# Stated problem
Take every line from the listing below that includes "this" and copy it.

(Collected data entries)
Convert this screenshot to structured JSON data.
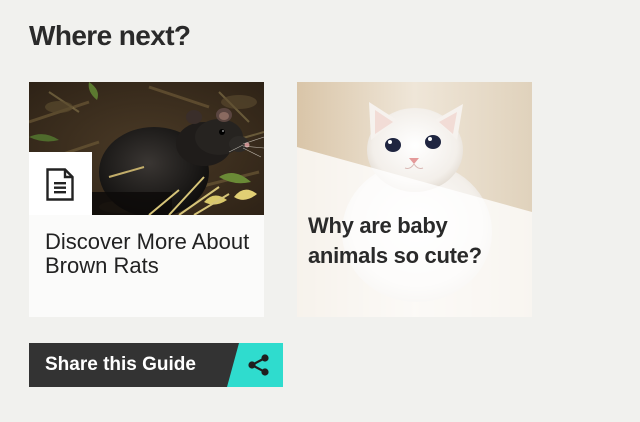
{
  "section": {
    "heading": "Where next?"
  },
  "cards": [
    {
      "title": "Discover More About Brown Rats",
      "type_icon": "document-icon",
      "image": "brown-rat-photo"
    },
    {
      "title": "Why are baby animals so cute?",
      "image": "white-kitten-photo"
    }
  ],
  "share": {
    "label": "Share this Guide",
    "icon": "share-icon",
    "colors": {
      "bar": "#333333",
      "accent": "#2fdcce"
    }
  }
}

# Exercise output
Convert this screenshot to structured JSON data.
    "label": "Share this Guide",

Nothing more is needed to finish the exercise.